## EXERCISE BRIEF
Find every line in the records below that contains the word "最有影响的是昆曲和京剧", and copy each such line.
====
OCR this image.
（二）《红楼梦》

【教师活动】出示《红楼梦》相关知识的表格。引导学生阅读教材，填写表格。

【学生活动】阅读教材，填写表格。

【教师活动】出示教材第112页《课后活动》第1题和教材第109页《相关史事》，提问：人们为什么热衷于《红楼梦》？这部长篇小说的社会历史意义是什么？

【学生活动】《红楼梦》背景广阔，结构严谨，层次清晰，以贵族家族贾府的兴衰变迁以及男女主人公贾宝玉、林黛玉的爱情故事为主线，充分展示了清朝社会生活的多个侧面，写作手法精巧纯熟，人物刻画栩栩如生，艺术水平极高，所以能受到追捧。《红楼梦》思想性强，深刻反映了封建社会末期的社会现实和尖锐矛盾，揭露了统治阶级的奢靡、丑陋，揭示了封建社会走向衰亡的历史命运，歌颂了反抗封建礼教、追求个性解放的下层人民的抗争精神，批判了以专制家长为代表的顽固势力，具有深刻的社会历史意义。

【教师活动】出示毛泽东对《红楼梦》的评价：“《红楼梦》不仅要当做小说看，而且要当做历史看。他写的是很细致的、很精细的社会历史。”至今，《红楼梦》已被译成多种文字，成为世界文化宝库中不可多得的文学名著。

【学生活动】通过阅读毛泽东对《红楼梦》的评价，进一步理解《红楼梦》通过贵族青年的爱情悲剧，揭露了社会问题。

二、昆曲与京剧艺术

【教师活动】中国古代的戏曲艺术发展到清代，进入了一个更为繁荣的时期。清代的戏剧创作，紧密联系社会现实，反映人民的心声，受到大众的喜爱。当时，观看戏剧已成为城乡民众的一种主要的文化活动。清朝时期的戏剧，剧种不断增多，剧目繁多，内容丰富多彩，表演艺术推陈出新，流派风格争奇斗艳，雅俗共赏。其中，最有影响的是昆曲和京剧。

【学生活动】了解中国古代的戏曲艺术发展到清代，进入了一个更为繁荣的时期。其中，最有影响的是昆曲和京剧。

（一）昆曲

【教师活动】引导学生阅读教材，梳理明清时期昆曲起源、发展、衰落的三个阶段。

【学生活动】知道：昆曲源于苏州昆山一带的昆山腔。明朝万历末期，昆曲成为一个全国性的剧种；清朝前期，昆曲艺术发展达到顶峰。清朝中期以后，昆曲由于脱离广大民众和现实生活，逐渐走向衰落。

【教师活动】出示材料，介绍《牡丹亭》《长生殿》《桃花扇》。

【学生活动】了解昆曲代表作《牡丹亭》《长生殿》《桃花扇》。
====
## EXPECTED ANSWER
【教师活动】中国古代的戏曲艺术发展到清代，进入了一个更为繁荣的时期。清代的戏剧创作，紧密联系社会现实，反映人民的心声，受到大众的喜爱。当时，观看戏剧已成为城乡民众的一种主要的文化活动。清朝时期的戏剧，剧种不断增多，剧目繁多，内容丰富多彩，表演艺术推陈出新，流派风格争奇斗艳，雅俗共赏。其中，最有影响的是昆曲和京剧。
【学生活动】了解中国古代的戏曲艺术发展到清代，进入了一个更为繁荣的时期。其中，最有影响的是昆曲和京剧。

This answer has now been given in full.